--- BEGIN INPUT MATERIAL ---

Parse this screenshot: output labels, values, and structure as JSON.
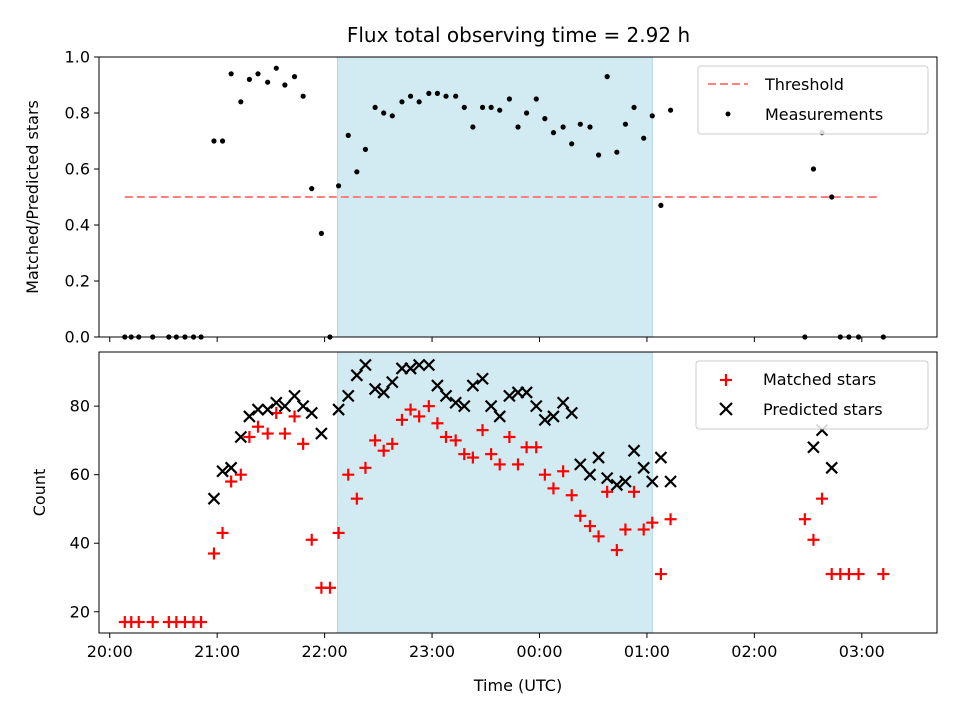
{
  "title": "Flux total observing time = 2.92 h",
  "colors": {
    "shade": "#add8e6",
    "threshold": "#ff8080",
    "measurement": "#000000",
    "matched": "#ff0000",
    "predicted": "#000000"
  },
  "chart_data": [
    {
      "type": "scatter",
      "panel": "top",
      "ylabel": "Matched/Predicted stars",
      "xlabel": "",
      "x_unit": "hours since 20:00 UTC on the shared time axis",
      "xlim": [
        -0.1,
        7.7
      ],
      "ylim": [
        0.0,
        1.0
      ],
      "yticks": [
        0.0,
        0.2,
        0.4,
        0.6,
        0.8,
        1.0
      ],
      "ytick_labels": [
        "0.0",
        "0.2",
        "0.4",
        "0.6",
        "0.8",
        "1.0"
      ],
      "grid": false,
      "legend": "top-right",
      "shaded_span": [
        2.12,
        5.05
      ],
      "threshold": {
        "name": "Threshold",
        "y": 0.5,
        "x_range": [
          0.14,
          7.17
        ]
      },
      "series": [
        {
          "name": "Measurements",
          "points": [
            [
              0.14,
              0.0
            ],
            [
              0.2,
              0.0
            ],
            [
              0.27,
              0.0
            ],
            [
              0.4,
              0.0
            ],
            [
              0.55,
              0.0
            ],
            [
              0.62,
              0.0
            ],
            [
              0.7,
              0.0
            ],
            [
              0.78,
              0.0
            ],
            [
              0.85,
              0.0
            ],
            [
              0.97,
              0.7
            ],
            [
              1.05,
              0.7
            ],
            [
              1.13,
              0.94
            ],
            [
              1.22,
              0.84
            ],
            [
              1.3,
              0.92
            ],
            [
              1.38,
              0.94
            ],
            [
              1.47,
              0.91
            ],
            [
              1.55,
              0.96
            ],
            [
              1.63,
              0.9
            ],
            [
              1.72,
              0.93
            ],
            [
              1.8,
              0.86
            ],
            [
              1.88,
              0.53
            ],
            [
              1.97,
              0.37
            ],
            [
              2.05,
              0.0
            ],
            [
              2.13,
              0.54
            ],
            [
              2.22,
              0.72
            ],
            [
              2.3,
              0.59
            ],
            [
              2.38,
              0.67
            ],
            [
              2.47,
              0.82
            ],
            [
              2.55,
              0.8
            ],
            [
              2.63,
              0.79
            ],
            [
              2.72,
              0.84
            ],
            [
              2.8,
              0.86
            ],
            [
              2.88,
              0.84
            ],
            [
              2.97,
              0.87
            ],
            [
              3.05,
              0.87
            ],
            [
              3.13,
              0.86
            ],
            [
              3.22,
              0.86
            ],
            [
              3.3,
              0.82
            ],
            [
              3.38,
              0.75
            ],
            [
              3.47,
              0.82
            ],
            [
              3.55,
              0.82
            ],
            [
              3.63,
              0.81
            ],
            [
              3.72,
              0.85
            ],
            [
              3.8,
              0.75
            ],
            [
              3.88,
              0.8
            ],
            [
              3.97,
              0.85
            ],
            [
              4.05,
              0.78
            ],
            [
              4.13,
              0.73
            ],
            [
              4.22,
              0.75
            ],
            [
              4.3,
              0.69
            ],
            [
              4.38,
              0.76
            ],
            [
              4.47,
              0.75
            ],
            [
              4.55,
              0.65
            ],
            [
              4.63,
              0.93
            ],
            [
              4.72,
              0.66
            ],
            [
              4.8,
              0.76
            ],
            [
              4.88,
              0.82
            ],
            [
              4.97,
              0.71
            ],
            [
              5.05,
              0.79
            ],
            [
              5.13,
              0.47
            ],
            [
              5.22,
              0.81
            ],
            [
              6.47,
              0.0
            ],
            [
              6.55,
              0.6
            ],
            [
              6.63,
              0.73
            ],
            [
              6.72,
              0.5
            ],
            [
              6.8,
              0.0
            ],
            [
              6.88,
              0.0
            ],
            [
              6.97,
              0.0
            ],
            [
              7.2,
              0.0
            ]
          ]
        }
      ]
    },
    {
      "type": "scatter",
      "panel": "bottom",
      "ylabel": "Count",
      "xlabel": "Time (UTC)",
      "x_unit": "hours since 20:00 UTC",
      "xlim": [
        -0.1,
        7.7
      ],
      "ylim": [
        13.8,
        95.8
      ],
      "xticks": [
        0,
        1,
        2,
        3,
        4,
        5,
        6,
        7
      ],
      "xtick_labels": [
        "20:00",
        "21:00",
        "22:00",
        "23:00",
        "00:00",
        "01:00",
        "02:00",
        "03:00"
      ],
      "yticks": [
        20,
        40,
        60,
        80
      ],
      "ytick_labels": [
        "20",
        "40",
        "60",
        "80"
      ],
      "grid": false,
      "legend": "top-right",
      "shaded_span": [
        2.12,
        5.05
      ],
      "series": [
        {
          "name": "Matched stars",
          "marker": "plus",
          "points": [
            [
              0.14,
              17
            ],
            [
              0.2,
              17
            ],
            [
              0.27,
              17
            ],
            [
              0.4,
              17
            ],
            [
              0.55,
              17
            ],
            [
              0.62,
              17
            ],
            [
              0.7,
              17
            ],
            [
              0.78,
              17
            ],
            [
              0.85,
              17
            ],
            [
              0.97,
              37
            ],
            [
              1.05,
              43
            ],
            [
              1.13,
              58
            ],
            [
              1.22,
              60
            ],
            [
              1.3,
              71
            ],
            [
              1.38,
              74
            ],
            [
              1.47,
              72
            ],
            [
              1.55,
              78
            ],
            [
              1.63,
              72
            ],
            [
              1.72,
              77
            ],
            [
              1.8,
              69
            ],
            [
              1.88,
              41
            ],
            [
              1.97,
              27
            ],
            [
              2.05,
              27
            ],
            [
              2.13,
              43
            ],
            [
              2.22,
              60
            ],
            [
              2.3,
              53
            ],
            [
              2.38,
              62
            ],
            [
              2.47,
              70
            ],
            [
              2.55,
              67
            ],
            [
              2.63,
              69
            ],
            [
              2.72,
              76
            ],
            [
              2.8,
              79
            ],
            [
              2.88,
              77
            ],
            [
              2.97,
              80
            ],
            [
              3.05,
              75
            ],
            [
              3.13,
              71
            ],
            [
              3.22,
              70
            ],
            [
              3.3,
              66
            ],
            [
              3.38,
              65
            ],
            [
              3.47,
              73
            ],
            [
              3.55,
              66
            ],
            [
              3.63,
              63
            ],
            [
              3.72,
              71
            ],
            [
              3.8,
              63
            ],
            [
              3.88,
              68
            ],
            [
              3.97,
              68
            ],
            [
              4.05,
              60
            ],
            [
              4.13,
              56
            ],
            [
              4.22,
              61
            ],
            [
              4.3,
              54
            ],
            [
              4.38,
              48
            ],
            [
              4.47,
              45
            ],
            [
              4.55,
              42
            ],
            [
              4.63,
              55
            ],
            [
              4.72,
              38
            ],
            [
              4.8,
              44
            ],
            [
              4.88,
              55
            ],
            [
              4.97,
              44
            ],
            [
              5.05,
              46
            ],
            [
              5.13,
              31
            ],
            [
              5.22,
              47
            ],
            [
              6.47,
              47
            ],
            [
              6.55,
              41
            ],
            [
              6.63,
              53
            ],
            [
              6.72,
              31
            ],
            [
              6.8,
              31
            ],
            [
              6.88,
              31
            ],
            [
              6.97,
              31
            ],
            [
              7.2,
              31
            ]
          ]
        },
        {
          "name": "Predicted stars",
          "marker": "x",
          "points": [
            [
              0.97,
              53
            ],
            [
              1.05,
              61
            ],
            [
              1.13,
              62
            ],
            [
              1.22,
              71
            ],
            [
              1.3,
              77
            ],
            [
              1.38,
              79
            ],
            [
              1.47,
              79
            ],
            [
              1.55,
              81
            ],
            [
              1.63,
              80
            ],
            [
              1.72,
              83
            ],
            [
              1.8,
              80
            ],
            [
              1.88,
              78
            ],
            [
              1.97,
              72
            ],
            [
              2.13,
              79
            ],
            [
              2.22,
              83
            ],
            [
              2.3,
              89
            ],
            [
              2.38,
              92
            ],
            [
              2.47,
              85
            ],
            [
              2.55,
              84
            ],
            [
              2.63,
              87
            ],
            [
              2.72,
              91
            ],
            [
              2.8,
              91
            ],
            [
              2.88,
              92
            ],
            [
              2.97,
              92
            ],
            [
              3.05,
              86
            ],
            [
              3.13,
              83
            ],
            [
              3.22,
              81
            ],
            [
              3.3,
              80
            ],
            [
              3.38,
              86
            ],
            [
              3.47,
              88
            ],
            [
              3.55,
              80
            ],
            [
              3.63,
              77
            ],
            [
              3.72,
              83
            ],
            [
              3.8,
              84
            ],
            [
              3.88,
              84
            ],
            [
              3.97,
              80
            ],
            [
              4.05,
              76
            ],
            [
              4.13,
              77
            ],
            [
              4.22,
              81
            ],
            [
              4.3,
              78
            ],
            [
              4.38,
              63
            ],
            [
              4.47,
              60
            ],
            [
              4.55,
              65
            ],
            [
              4.63,
              59
            ],
            [
              4.72,
              57
            ],
            [
              4.8,
              58
            ],
            [
              4.88,
              67
            ],
            [
              4.97,
              62
            ],
            [
              5.05,
              58
            ],
            [
              5.13,
              65
            ],
            [
              5.22,
              58
            ],
            [
              6.55,
              68
            ],
            [
              6.63,
              73
            ],
            [
              6.72,
              62
            ]
          ]
        }
      ]
    }
  ]
}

--- END INPUT MATERIAL ---

REQUIREMENT:
From the data above, show each line that contains "name".

TASK ANSWER:
        "name": "Threshold",
          "name": "Measurements",
          "name": "Matched stars",
          "name": "Predicted stars",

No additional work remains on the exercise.